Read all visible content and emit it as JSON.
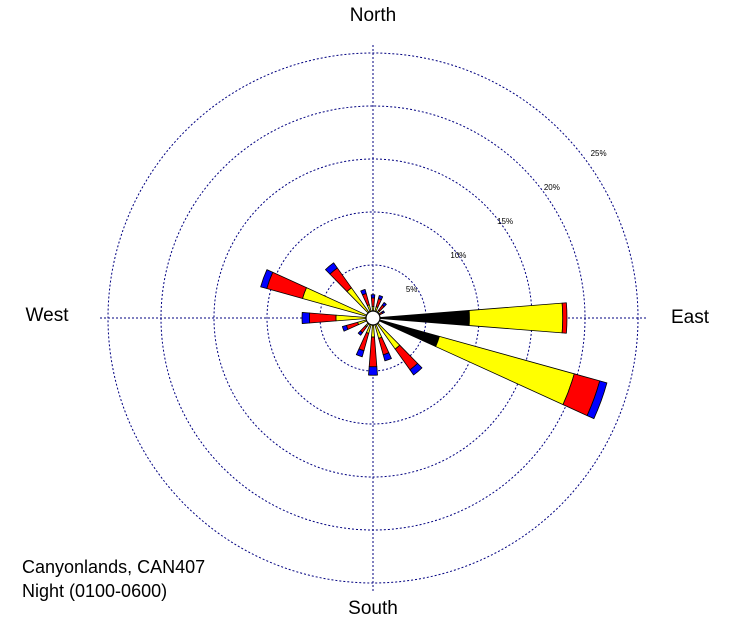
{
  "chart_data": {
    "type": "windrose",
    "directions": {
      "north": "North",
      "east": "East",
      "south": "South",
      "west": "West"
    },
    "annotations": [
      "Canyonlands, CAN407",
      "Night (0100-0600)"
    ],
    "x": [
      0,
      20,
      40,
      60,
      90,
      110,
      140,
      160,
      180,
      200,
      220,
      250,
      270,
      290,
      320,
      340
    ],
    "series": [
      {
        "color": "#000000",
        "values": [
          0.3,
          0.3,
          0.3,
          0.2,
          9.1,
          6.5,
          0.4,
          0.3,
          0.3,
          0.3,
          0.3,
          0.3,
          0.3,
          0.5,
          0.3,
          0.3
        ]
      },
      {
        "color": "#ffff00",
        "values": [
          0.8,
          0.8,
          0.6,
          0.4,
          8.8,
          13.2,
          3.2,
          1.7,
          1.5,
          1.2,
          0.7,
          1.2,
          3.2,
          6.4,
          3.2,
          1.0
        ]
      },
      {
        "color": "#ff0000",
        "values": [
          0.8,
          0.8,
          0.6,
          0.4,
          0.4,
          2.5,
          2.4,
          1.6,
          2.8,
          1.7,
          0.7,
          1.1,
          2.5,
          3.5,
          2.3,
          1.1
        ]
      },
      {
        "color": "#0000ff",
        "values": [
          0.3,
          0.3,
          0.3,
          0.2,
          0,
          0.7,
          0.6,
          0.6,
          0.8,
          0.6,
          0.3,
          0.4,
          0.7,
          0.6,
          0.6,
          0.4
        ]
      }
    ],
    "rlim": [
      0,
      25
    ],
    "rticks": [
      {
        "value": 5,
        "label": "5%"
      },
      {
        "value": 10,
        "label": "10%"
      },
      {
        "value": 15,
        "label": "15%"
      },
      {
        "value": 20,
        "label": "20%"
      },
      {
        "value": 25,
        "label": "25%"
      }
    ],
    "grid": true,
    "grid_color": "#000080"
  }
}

┄┄┄┄┄┄┄┄┄┄

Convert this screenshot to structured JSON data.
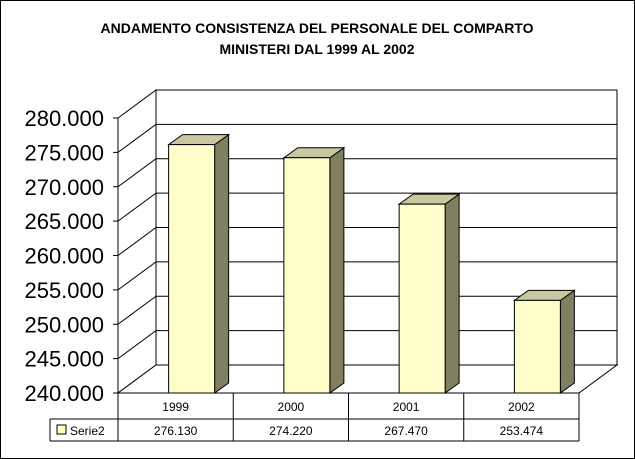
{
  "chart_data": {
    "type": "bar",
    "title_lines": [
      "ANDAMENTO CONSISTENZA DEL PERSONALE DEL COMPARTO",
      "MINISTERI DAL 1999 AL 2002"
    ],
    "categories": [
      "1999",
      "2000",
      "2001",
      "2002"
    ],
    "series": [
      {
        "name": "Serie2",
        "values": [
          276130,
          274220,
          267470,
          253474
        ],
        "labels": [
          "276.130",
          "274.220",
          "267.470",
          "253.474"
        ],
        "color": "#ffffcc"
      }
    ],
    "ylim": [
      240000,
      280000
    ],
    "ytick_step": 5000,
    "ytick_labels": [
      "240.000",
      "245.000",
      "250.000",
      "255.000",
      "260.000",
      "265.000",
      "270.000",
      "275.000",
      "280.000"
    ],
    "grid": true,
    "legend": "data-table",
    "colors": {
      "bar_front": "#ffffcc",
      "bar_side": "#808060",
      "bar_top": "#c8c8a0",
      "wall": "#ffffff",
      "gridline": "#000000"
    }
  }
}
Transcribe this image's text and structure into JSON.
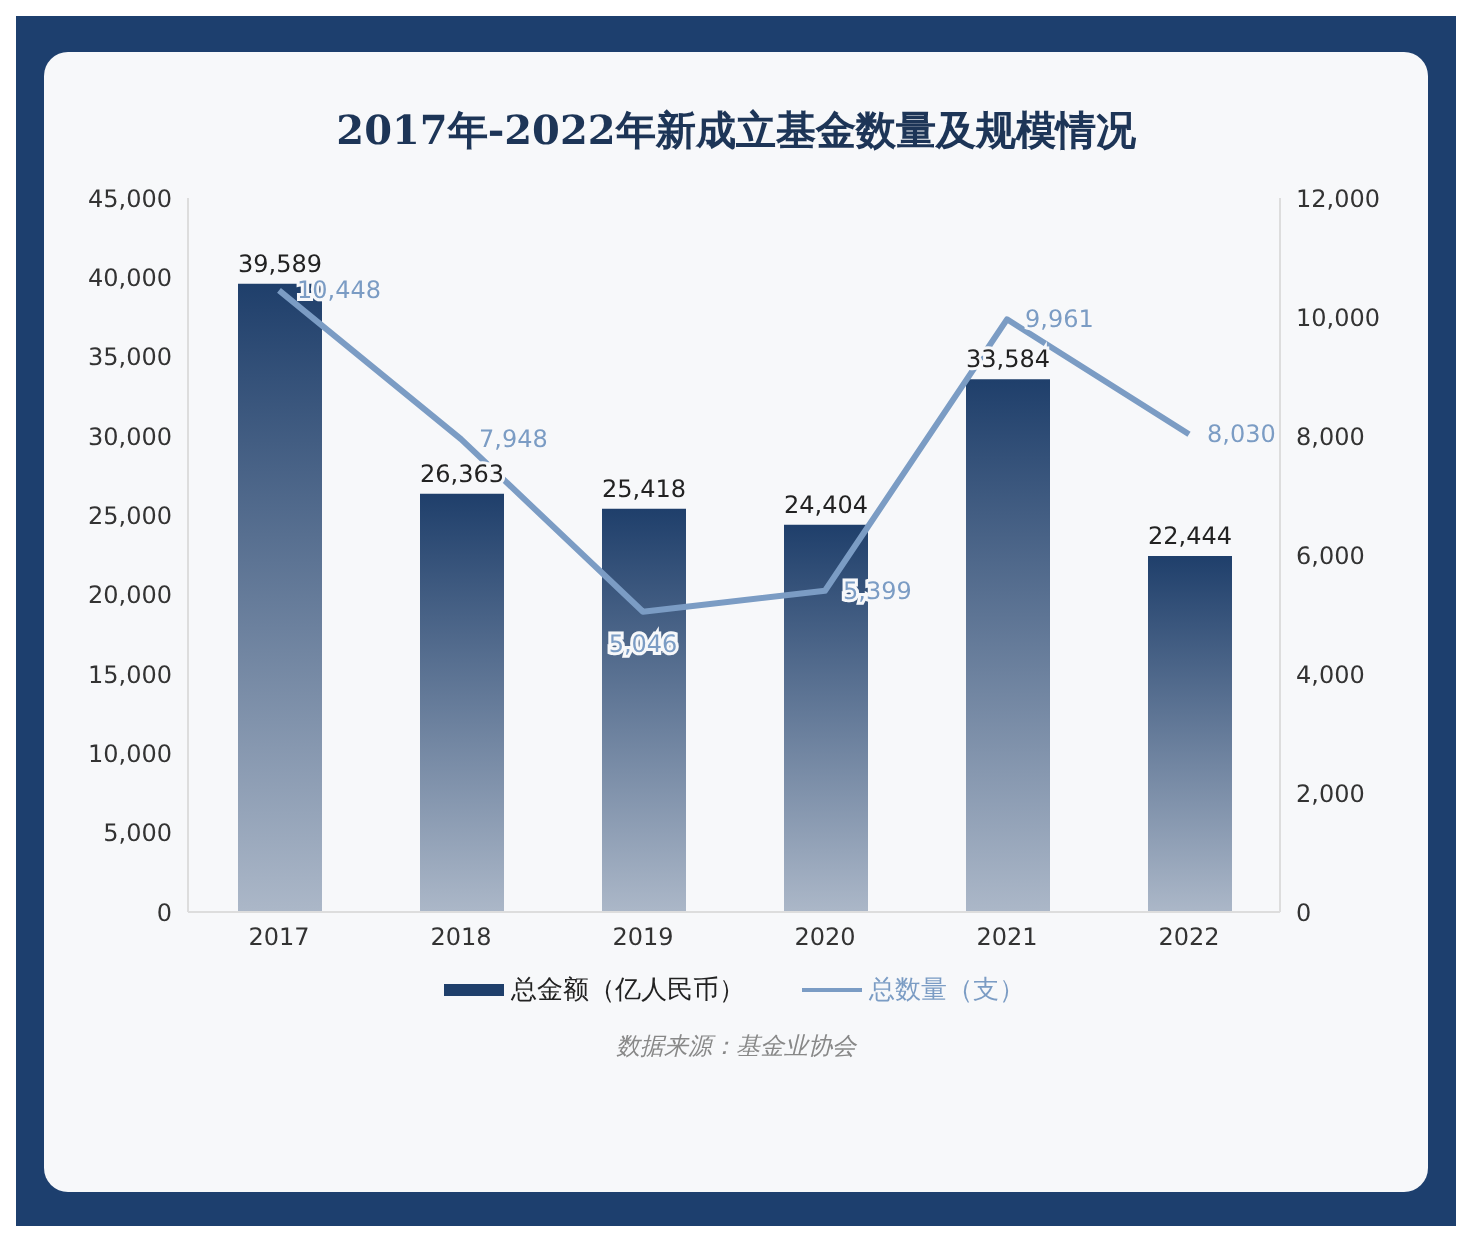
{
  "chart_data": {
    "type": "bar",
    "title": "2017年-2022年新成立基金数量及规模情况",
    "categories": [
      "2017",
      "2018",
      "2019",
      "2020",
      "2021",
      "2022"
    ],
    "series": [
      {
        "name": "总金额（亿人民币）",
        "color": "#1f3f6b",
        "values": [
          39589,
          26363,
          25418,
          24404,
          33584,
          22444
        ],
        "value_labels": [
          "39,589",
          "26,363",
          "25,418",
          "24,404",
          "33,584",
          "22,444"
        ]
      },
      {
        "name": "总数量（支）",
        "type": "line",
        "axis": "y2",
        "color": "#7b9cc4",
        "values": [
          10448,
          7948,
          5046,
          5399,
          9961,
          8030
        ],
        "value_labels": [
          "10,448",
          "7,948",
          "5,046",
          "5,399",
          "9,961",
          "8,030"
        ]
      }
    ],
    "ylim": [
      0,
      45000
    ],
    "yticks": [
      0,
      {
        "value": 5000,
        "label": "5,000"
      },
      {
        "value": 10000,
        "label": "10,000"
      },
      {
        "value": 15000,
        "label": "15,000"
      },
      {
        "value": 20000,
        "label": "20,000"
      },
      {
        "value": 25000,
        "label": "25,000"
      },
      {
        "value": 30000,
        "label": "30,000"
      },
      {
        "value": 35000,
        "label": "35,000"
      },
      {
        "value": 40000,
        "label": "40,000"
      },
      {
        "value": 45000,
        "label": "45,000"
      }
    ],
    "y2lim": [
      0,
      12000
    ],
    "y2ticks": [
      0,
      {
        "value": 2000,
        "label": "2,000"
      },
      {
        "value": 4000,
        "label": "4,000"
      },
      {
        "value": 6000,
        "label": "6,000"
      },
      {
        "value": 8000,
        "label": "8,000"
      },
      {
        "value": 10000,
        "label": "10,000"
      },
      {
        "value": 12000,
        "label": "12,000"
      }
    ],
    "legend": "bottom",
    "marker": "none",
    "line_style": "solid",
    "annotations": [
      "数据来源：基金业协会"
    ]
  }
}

┄┄┄┄┄┄┄┄┄┄

_DIRECTIONS:_
From the listing above, collect every line that mentions the word "JSON".

_RESPONSE TO THE EXERCISE:_
Read all visible content and emit it as JSON.
Convert this screenshot to structured JSON data.
Transcribe this image's text and structure into JSON.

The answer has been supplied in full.